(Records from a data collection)
[start]
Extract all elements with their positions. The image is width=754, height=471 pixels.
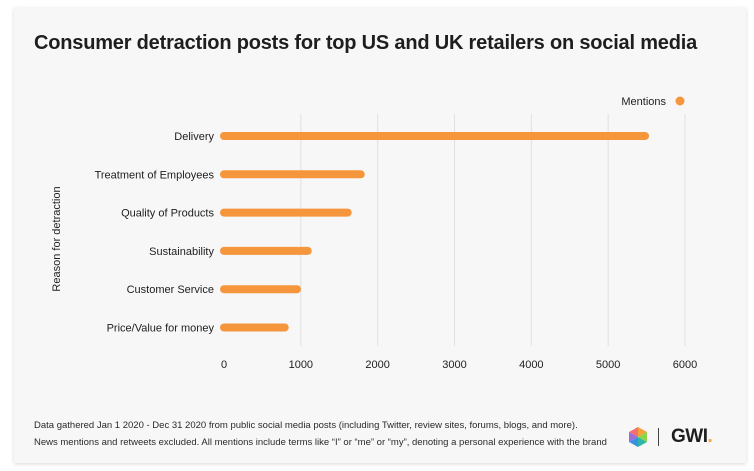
x-tick-label: 6000 xyxy=(673,359,697,371)
category-label: Sustainability xyxy=(149,246,214,258)
x-tick-labels: 0 1000 2000 3000 4000 5000 6000 xyxy=(221,359,697,371)
category-label: Quality of Products xyxy=(121,208,214,220)
category-label: Delivery xyxy=(174,131,214,143)
footnote-line-2: News mentions and retweets excluded. All… xyxy=(34,437,607,448)
category-label: Price/Value for money xyxy=(107,323,215,335)
legend: Mentions xyxy=(621,96,685,108)
footnote-line-1: Data gathered Jan 1 2020 - Dec 31 2020 f… xyxy=(34,420,578,431)
x-tick-label: 1000 xyxy=(289,359,313,371)
x-tick-label: 0 xyxy=(221,359,227,371)
y-axis-label: Reason for detraction xyxy=(51,186,63,291)
bars xyxy=(220,132,650,332)
hexagon-logo-icon xyxy=(629,427,647,447)
chart-title: Consumer detraction posts for top US and… xyxy=(34,32,697,54)
x-tick-label: 3000 xyxy=(442,359,466,371)
bar-chart: Delivery Treatment of Employees Quality of… xyxy=(51,96,697,371)
legend-marker-mentions xyxy=(675,96,685,106)
logo-separator xyxy=(658,428,659,446)
x-tick-label: 4000 xyxy=(519,359,543,371)
category-label: Treatment of Employees xyxy=(95,169,215,181)
x-tick-label: 2000 xyxy=(365,359,389,371)
gwi-logo: GWI. xyxy=(628,426,713,448)
category-labels: Delivery Treatment of Employees Quality of… xyxy=(95,131,215,335)
chart-card: Consumer detraction posts for top US and… xyxy=(14,8,746,463)
brand-dot: . xyxy=(707,426,713,447)
category-label: Customer Service xyxy=(127,284,214,296)
brand-wordmark: GWI xyxy=(671,426,708,447)
footnote: Data gathered Jan 1 2020 - Dec 31 2020 f… xyxy=(34,417,634,451)
x-tick-label: 5000 xyxy=(596,359,620,371)
legend-label-mentions: Mentions xyxy=(621,96,666,108)
grid-lines xyxy=(300,114,686,346)
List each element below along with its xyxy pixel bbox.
[end]
> [Task goal]: Could you repeat these records with every "Delivery" swapped for "Shipping", keeping everything else the same and leaving out the picture?

> [Solution for this problem]:
Extract all elements with their positions. The image is width=754, height=471 pixels.
x-tick-label: 6000 xyxy=(673,359,697,371)
category-label: Sustainability xyxy=(149,246,214,258)
x-tick-labels: 0 1000 2000 3000 4000 5000 6000 xyxy=(221,359,697,371)
category-label: Quality of Products xyxy=(121,208,214,220)
category-label: Shipping xyxy=(174,131,214,143)
footnote-line-2: News mentions and retweets excluded. All… xyxy=(34,437,607,448)
category-label: Price/Value for money xyxy=(107,323,215,335)
legend: Mentions xyxy=(621,96,685,108)
footnote-line-1: Data gathered Jan 1 2020 - Dec 31 2020 f… xyxy=(34,420,578,431)
x-tick-label: 1000 xyxy=(289,359,313,371)
x-tick-label: 0 xyxy=(221,359,227,371)
y-axis-label: Reason for detraction xyxy=(51,186,63,291)
bars xyxy=(220,132,650,332)
hexagon-logo-icon xyxy=(629,427,647,447)
chart-title: Consumer detraction posts for top US and… xyxy=(34,32,697,54)
x-tick-label: 3000 xyxy=(442,359,466,371)
bar-chart: Shipping Treatment of Employees Quality of… xyxy=(51,96,697,371)
legend-marker-mentions xyxy=(675,96,685,106)
logo-separator xyxy=(658,428,659,446)
x-tick-label: 4000 xyxy=(519,359,543,371)
category-label: Treatment of Employees xyxy=(95,169,215,181)
x-tick-label: 2000 xyxy=(365,359,389,371)
gwi-logo: GWI. xyxy=(628,426,713,448)
category-labels: Shipping Treatment of Employees Quality of… xyxy=(95,131,215,335)
chart-card: Consumer detraction posts for top US and… xyxy=(14,8,746,463)
brand-dot: . xyxy=(707,426,713,447)
category-label: Customer Service xyxy=(127,284,214,296)
brand-wordmark: GWI xyxy=(671,426,708,447)
footnote: Data gathered Jan 1 2020 - Dec 31 2020 f… xyxy=(34,417,634,451)
x-tick-label: 5000 xyxy=(596,359,620,371)
legend-label-mentions: Mentions xyxy=(621,96,666,108)
grid-lines xyxy=(300,114,686,346)
List each element below along with its xyxy pixel bbox.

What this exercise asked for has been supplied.